* _Problem to solve_
Look through the entries and report how many lines include the word "Wednesday". Give the number alone.

☆ ☆ ☆ ☆ ☆

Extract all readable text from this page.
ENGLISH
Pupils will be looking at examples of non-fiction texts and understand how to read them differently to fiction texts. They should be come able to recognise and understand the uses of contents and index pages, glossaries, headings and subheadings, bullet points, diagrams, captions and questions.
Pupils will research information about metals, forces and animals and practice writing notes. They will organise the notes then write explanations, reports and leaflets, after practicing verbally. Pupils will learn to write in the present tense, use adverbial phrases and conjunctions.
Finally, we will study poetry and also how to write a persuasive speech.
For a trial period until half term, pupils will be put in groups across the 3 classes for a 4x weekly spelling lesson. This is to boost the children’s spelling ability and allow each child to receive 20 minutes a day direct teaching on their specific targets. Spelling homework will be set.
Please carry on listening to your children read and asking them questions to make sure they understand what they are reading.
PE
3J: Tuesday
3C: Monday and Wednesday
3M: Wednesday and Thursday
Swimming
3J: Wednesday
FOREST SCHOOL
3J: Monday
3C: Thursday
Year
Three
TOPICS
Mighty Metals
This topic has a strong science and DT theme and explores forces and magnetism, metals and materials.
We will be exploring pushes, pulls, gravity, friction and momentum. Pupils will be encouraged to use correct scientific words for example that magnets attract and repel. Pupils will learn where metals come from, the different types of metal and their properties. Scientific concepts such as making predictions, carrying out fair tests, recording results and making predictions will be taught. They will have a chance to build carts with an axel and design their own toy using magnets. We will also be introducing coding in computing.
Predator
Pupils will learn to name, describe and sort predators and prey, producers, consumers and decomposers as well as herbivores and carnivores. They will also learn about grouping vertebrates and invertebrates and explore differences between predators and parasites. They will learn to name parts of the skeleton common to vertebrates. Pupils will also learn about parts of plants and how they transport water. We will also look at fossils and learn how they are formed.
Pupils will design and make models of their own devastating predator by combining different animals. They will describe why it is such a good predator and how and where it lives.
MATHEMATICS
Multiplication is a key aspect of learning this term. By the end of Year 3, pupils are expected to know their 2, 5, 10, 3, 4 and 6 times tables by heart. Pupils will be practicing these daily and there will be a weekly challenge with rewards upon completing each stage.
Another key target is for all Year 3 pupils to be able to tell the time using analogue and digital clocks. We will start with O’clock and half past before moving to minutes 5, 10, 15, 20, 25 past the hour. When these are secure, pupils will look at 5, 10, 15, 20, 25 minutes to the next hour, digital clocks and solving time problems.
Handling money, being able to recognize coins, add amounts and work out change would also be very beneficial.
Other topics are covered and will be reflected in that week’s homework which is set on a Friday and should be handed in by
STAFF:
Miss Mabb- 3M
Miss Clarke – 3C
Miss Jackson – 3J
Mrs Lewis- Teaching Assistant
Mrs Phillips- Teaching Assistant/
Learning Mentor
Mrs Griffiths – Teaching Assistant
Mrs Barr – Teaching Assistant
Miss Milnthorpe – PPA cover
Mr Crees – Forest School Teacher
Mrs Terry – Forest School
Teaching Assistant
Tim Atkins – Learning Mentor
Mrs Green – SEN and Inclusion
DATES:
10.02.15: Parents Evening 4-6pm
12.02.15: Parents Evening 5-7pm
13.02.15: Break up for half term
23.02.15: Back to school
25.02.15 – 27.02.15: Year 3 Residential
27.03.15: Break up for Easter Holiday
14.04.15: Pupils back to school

☆ ☆ ☆ ☆ ☆

* _Result_
3